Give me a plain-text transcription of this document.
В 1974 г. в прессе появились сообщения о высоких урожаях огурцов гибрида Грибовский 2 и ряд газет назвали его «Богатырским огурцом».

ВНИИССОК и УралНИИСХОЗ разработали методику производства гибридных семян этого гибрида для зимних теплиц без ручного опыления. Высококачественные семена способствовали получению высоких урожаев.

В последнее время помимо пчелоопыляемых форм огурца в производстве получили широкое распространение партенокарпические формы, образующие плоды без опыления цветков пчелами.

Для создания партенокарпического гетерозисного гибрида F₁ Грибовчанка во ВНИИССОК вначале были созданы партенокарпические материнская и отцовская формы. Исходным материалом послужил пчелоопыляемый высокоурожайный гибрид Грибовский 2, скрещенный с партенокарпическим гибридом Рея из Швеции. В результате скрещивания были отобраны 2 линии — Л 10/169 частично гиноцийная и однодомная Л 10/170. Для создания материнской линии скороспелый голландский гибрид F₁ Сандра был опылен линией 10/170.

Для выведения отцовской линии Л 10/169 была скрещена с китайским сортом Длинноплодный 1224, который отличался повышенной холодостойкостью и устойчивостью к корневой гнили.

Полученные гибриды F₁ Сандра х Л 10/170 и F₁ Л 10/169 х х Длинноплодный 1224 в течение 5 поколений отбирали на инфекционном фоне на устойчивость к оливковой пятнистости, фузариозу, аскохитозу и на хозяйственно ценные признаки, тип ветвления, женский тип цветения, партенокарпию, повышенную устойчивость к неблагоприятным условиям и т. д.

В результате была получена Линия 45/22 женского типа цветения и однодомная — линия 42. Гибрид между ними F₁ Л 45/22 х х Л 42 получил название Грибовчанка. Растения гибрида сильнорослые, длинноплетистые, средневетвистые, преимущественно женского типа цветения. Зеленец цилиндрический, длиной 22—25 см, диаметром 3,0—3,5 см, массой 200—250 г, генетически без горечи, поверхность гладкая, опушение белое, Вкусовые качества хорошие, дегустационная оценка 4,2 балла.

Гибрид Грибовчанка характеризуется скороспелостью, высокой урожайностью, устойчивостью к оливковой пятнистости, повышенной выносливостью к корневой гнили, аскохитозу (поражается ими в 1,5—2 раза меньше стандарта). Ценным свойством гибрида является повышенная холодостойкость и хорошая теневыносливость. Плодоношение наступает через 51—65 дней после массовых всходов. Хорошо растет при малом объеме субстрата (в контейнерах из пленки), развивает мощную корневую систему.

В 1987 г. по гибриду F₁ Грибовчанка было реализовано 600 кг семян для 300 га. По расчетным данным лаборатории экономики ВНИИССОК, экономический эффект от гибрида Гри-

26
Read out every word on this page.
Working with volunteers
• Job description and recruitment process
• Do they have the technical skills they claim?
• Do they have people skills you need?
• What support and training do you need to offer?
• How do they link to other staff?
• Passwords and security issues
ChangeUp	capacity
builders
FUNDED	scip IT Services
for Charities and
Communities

^^^^^^^^

(EXERCISE DIRECTIONS)
Your task is to gather all lines from the entries above that hold the word "Сандра".

(FINISHED ANSWER)
Для создания партенокарпического гетерозисного гибрида F₁ Грибовчанка во ВНИИССОК вначале были созданы партенокарпические материнская и отцовская формы. Исходным материалом послужил пчелоопыляемый высокоурожайный гибрид Грибовский 2, скрещенный с партенокарпическим гибридом Рея из Швеции. В результате скрещивания были отобраны 2 линии — Л 10/169 частично гиноцийная и однодомная Л 10/170. Для создания материнской линии скороспелый голландский гибрид F₁ Сандра был опылен линией 10/170.
Полученные гибриды F₁ Сандра х Л 10/170 и F₁ Л 10/169 х х Длинноплодный 1224 в течение 5 поколений отбирали на инфекционном фоне на устойчивость к оливковой пятнистости, фузариозу, аскохитозу и на хозяйственно ценные признаки, тип ветвления, женский тип цветения, партенокарпию, повышенную устойчивость к неблагоприятным условиям и т. д.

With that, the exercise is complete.